- **TASK INSTRUCTIONS**:
Where a line contains the word "документов", copy that line in full.

- **DATASET EXTRACT**:
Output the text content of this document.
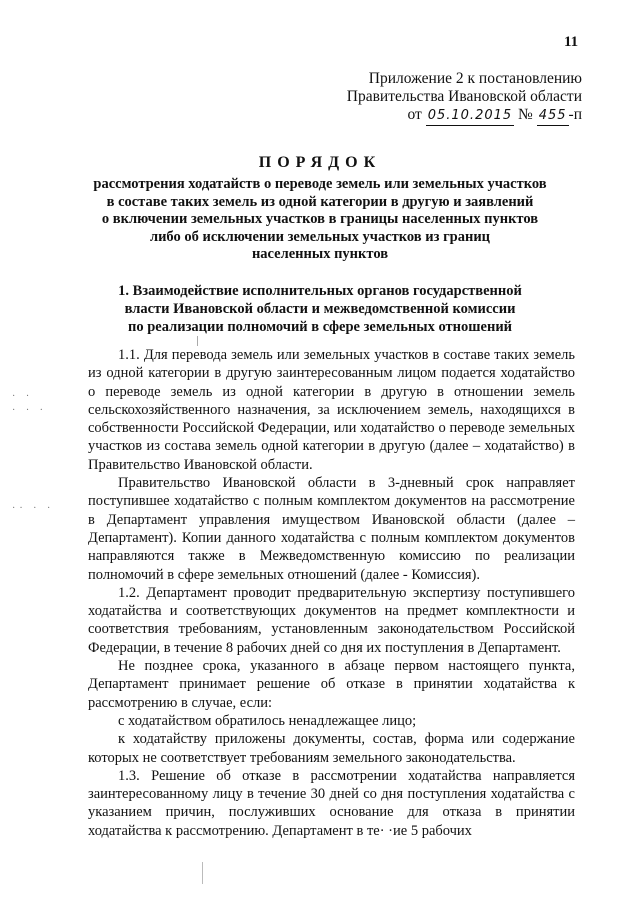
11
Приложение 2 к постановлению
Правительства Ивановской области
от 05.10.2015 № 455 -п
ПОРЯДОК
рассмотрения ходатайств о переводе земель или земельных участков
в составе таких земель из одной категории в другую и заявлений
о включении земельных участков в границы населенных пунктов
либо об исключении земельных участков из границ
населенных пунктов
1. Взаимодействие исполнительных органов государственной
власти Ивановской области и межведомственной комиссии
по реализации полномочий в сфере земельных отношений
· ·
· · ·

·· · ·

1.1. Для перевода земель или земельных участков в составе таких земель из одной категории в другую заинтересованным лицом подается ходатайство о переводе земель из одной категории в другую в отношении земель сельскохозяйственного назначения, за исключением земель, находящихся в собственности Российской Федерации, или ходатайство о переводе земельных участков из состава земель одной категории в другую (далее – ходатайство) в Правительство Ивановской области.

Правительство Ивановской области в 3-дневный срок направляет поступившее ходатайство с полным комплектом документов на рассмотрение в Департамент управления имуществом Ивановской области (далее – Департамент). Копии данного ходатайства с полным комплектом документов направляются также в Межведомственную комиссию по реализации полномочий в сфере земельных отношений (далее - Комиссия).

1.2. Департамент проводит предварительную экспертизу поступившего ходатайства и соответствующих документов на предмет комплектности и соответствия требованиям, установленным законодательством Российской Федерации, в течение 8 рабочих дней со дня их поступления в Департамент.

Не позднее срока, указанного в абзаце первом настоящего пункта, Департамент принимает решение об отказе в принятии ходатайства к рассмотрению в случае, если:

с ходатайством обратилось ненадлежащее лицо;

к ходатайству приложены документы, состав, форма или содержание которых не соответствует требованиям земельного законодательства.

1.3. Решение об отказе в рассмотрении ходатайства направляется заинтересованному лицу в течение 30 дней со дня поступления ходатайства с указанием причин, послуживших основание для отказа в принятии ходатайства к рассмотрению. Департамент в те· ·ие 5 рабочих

...

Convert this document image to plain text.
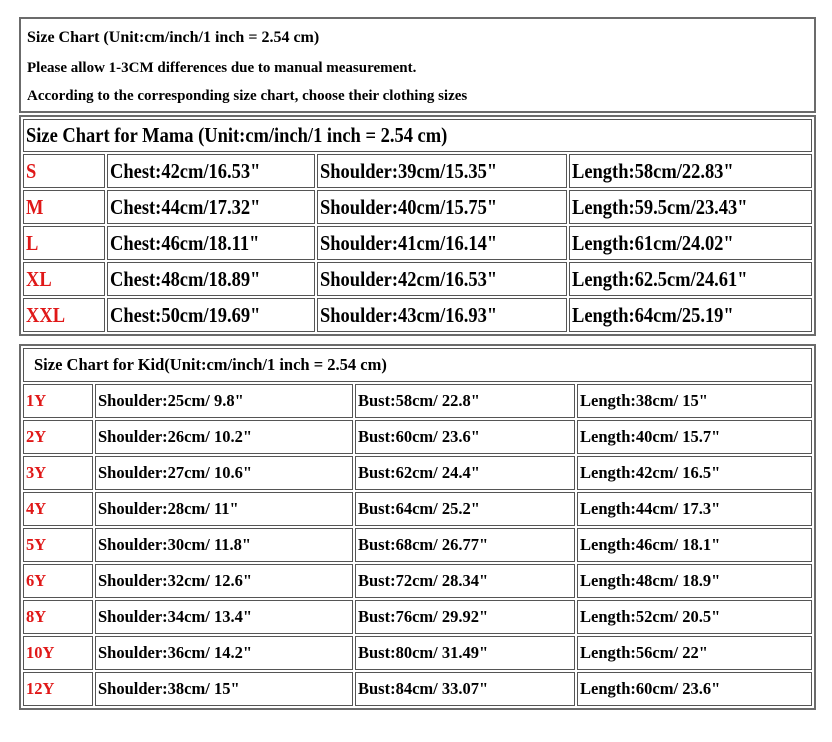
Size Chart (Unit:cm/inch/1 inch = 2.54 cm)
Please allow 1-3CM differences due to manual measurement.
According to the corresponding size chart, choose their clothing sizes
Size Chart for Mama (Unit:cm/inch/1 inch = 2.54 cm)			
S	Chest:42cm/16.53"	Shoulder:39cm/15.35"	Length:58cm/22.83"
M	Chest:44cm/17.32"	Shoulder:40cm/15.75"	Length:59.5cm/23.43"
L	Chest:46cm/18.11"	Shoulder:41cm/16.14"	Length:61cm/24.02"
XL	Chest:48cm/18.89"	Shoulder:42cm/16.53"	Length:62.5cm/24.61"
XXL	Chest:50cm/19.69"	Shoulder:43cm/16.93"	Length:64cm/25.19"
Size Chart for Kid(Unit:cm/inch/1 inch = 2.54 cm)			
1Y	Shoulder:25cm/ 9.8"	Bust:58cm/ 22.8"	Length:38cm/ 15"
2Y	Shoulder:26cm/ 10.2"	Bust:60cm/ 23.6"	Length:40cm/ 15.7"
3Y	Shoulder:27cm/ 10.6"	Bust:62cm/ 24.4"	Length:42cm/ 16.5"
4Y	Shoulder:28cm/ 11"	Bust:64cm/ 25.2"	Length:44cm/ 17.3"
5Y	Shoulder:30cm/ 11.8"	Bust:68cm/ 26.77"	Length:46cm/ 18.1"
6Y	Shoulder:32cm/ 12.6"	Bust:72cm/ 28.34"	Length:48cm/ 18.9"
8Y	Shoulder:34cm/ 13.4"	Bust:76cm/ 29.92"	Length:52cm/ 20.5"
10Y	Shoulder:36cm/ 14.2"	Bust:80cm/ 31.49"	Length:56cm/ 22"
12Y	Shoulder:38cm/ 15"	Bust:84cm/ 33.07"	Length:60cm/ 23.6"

* * *

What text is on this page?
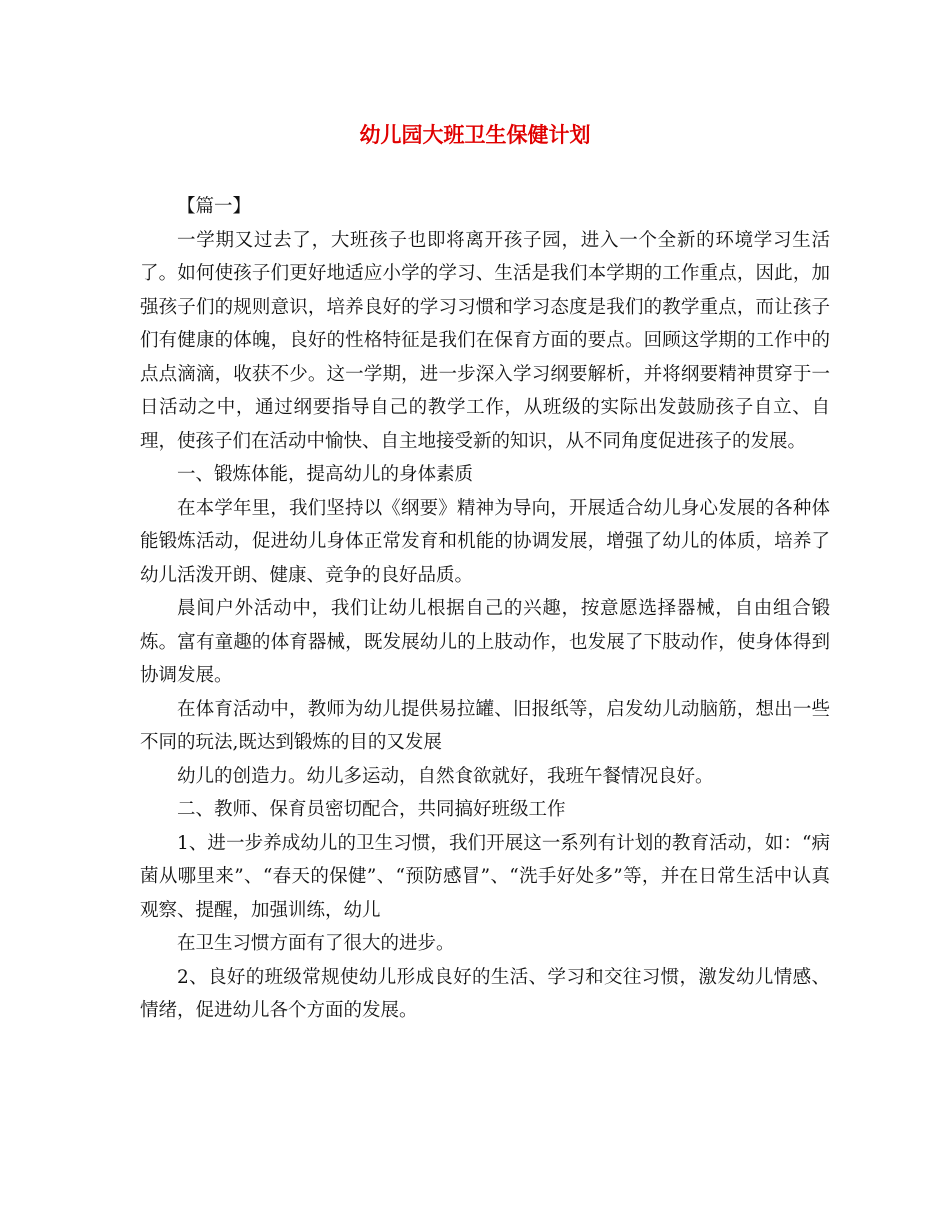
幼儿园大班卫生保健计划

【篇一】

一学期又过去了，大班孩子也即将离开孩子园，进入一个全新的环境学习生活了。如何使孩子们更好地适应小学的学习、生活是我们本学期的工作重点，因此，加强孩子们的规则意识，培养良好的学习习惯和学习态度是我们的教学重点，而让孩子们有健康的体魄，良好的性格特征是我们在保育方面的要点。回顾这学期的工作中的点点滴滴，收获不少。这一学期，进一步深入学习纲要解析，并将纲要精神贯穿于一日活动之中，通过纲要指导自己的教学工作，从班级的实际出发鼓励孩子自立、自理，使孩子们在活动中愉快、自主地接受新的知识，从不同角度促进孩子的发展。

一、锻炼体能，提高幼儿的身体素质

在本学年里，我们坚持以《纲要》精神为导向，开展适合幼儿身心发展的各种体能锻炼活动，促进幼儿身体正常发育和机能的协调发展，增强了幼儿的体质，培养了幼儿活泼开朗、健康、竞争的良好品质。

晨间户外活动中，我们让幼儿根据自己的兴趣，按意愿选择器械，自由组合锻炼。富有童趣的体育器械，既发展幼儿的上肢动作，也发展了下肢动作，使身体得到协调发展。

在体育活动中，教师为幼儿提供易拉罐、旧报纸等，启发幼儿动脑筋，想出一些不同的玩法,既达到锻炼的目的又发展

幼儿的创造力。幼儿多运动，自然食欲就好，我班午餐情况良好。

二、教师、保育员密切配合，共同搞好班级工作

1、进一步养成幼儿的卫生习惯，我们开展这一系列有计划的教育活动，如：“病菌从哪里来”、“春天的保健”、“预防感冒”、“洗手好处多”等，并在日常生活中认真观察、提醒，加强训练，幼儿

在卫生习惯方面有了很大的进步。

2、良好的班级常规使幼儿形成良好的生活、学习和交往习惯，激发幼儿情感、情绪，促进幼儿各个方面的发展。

- **ANSWER IN FULL**:
Правительство Ивановской области в 3-дневный срок направляет поступившее ходатайство с полным комплектом документов на рассмотрение в Департамент управления имуществом Ивановской области (далее – Департамент). Копии данного ходатайства с полным комплектом документов направляются также в Межведомственную комиссию по реализации полномочий в сфере земельных отношений (далее - Комиссия).
1.2. Департамент проводит предварительную экспертизу поступившего ходатайства и соответствующих документов на предмет комплектности и соответствия требованиям, установленным законодательством Российской Федерации, в течение 8 рабочих дней со дня их поступления в Департамент.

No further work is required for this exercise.